◆ WHAT YOU SHOULD DO: The listing below should be copied in full, word for word.

◆ PROVIDED MATERIAL:
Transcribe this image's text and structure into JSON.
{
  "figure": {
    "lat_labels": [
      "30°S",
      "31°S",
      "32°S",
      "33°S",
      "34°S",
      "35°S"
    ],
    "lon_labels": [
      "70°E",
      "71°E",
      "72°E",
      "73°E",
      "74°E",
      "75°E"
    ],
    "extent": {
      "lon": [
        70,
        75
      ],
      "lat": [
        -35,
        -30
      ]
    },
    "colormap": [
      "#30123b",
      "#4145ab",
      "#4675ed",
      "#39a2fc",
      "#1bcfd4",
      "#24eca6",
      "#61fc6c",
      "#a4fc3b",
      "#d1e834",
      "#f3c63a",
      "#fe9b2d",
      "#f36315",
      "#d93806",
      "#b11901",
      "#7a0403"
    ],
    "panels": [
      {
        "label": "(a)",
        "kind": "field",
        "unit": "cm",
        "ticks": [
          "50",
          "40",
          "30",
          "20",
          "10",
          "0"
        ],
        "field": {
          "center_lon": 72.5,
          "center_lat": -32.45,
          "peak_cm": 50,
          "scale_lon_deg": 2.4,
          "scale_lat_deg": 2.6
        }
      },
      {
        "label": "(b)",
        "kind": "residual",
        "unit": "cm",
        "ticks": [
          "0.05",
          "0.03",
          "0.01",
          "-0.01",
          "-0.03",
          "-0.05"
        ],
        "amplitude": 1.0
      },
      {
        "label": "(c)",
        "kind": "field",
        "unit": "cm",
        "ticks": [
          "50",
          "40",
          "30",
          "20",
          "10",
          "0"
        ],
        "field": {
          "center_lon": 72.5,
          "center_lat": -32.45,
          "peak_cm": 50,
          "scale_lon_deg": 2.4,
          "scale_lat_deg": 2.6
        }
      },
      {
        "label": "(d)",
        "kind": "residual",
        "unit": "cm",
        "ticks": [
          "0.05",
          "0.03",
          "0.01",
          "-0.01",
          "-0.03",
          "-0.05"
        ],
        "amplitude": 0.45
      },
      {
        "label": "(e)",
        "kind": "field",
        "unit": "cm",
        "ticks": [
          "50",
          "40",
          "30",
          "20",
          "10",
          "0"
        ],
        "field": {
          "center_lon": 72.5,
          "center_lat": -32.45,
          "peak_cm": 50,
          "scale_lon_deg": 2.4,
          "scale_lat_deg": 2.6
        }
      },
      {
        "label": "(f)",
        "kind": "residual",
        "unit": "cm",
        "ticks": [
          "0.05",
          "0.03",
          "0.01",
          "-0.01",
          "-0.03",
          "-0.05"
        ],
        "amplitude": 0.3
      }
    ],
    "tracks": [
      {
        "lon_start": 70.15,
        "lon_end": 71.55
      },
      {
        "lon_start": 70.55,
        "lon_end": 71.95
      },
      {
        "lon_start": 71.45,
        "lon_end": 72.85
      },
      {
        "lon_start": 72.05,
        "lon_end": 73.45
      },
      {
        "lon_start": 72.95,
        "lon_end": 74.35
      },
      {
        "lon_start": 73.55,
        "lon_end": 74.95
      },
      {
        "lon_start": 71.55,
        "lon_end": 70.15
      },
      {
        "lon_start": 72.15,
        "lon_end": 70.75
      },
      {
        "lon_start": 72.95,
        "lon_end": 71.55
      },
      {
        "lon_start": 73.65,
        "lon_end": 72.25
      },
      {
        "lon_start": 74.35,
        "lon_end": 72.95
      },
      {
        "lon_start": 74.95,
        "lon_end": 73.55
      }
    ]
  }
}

◆ FINAL ANSWER:
Transcribe this image's text and structure into JSON.
{
  "figure": {
    "lat_labels": [
      "30°S",
      "31°S",
      "32°S",
      "33°S",
      "34°S",
      "35°S"
    ],
    "lon_labels": [
      "70°E",
      "71°E",
      "72°E",
      "73°E",
      "74°E",
      "75°E"
    ],
    "extent": {
      "lon": [
        70,
        75
      ],
      "lat": [
        -35,
        -30
      ]
    },
    "colormap": [
      "#30123b",
      "#4145ab",
      "#4675ed",
      "#39a2fc",
      "#1bcfd4",
      "#24eca6",
      "#61fc6c",
      "#a4fc3b",
      "#d1e834",
      "#f3c63a",
      "#fe9b2d",
      "#f36315",
      "#d93806",
      "#b11901",
      "#7a0403"
    ],
    "panels": [
      {
        "label": "(a)",
        "kind": "field",
        "unit": "cm",
        "ticks": [
          "50",
          "40",
          "30",
          "20",
          "10",
          "0"
        ],
        "field": {
          "center_lon": 72.5,
          "center_lat": -32.45,
          "peak_cm": 50,
          "scale_lon_deg": 2.4,
          "scale_lat_deg": 2.6
        }
      },
      {
        "label": "(b)",
        "kind": "residual",
        "unit": "cm",
        "ticks": [
          "0.05",
          "0.03",
          "0.01",
          "-0.01",
          "-0.03",
          "-0.05"
        ],
        "amplitude": 1.0
      },
      {
        "label": "(c)",
        "kind": "field",
        "unit": "cm",
        "ticks": [
          "50",
          "40",
          "30",
          "20",
          "10",
          "0"
        ],
        "field": {
          "center_lon": 72.5,
          "center_lat": -32.45,
          "peak_cm": 50,
          "scale_lon_deg": 2.4,
          "scale_lat_deg": 2.6
        }
      },
      {
        "label": "(d)",
        "kind": "residual",
        "unit": "cm",
        "ticks": [
          "0.05",
          "0.03",
          "0.01",
          "-0.01",
          "-0.03",
          "-0.05"
        ],
        "amplitude": 0.45
      },
      {
        "label": "(e)",
        "kind": "field",
        "unit": "cm",
        "ticks": [
          "50",
          "40",
          "30",
          "20",
          "10",
          "0"
        ],
        "field": {
          "center_lon": 72.5,
          "center_lat": -32.45,
          "peak_cm": 50,
          "scale_lon_deg": 2.4,
          "scale_lat_deg": 2.6
        }
      },
      {
        "label": "(f)",
        "kind": "residual",
        "unit": "cm",
        "ticks": [
          "0.05",
          "0.03",
          "0.01",
          "-0.01",
          "-0.03",
          "-0.05"
        ],
        "amplitude": 0.3
      }
    ],
    "tracks": [
      {
        "lon_start": 70.15,
        "lon_end": 71.55
      },
      {
        "lon_start": 70.55,
        "lon_end": 71.95
      },
      {
        "lon_start": 71.45,
        "lon_end": 72.85
      },
      {
        "lon_start": 72.05,
        "lon_end": 73.45
      },
      {
        "lon_start": 72.95,
        "lon_end": 74.35
      },
      {
        "lon_start": 73.55,
        "lon_end": 74.95
      },
      {
        "lon_start": 71.55,
        "lon_end": 70.15
      },
      {
        "lon_start": 72.15,
        "lon_end": 70.75
      },
      {
        "lon_start": 72.95,
        "lon_end": 71.55
      },
      {
        "lon_start": 73.65,
        "lon_end": 72.25
      },
      {
        "lon_start": 74.35,
        "lon_end": 72.95
      },
      {
        "lon_start": 74.95,
        "lon_end": 73.55
      }
    ]
  }
}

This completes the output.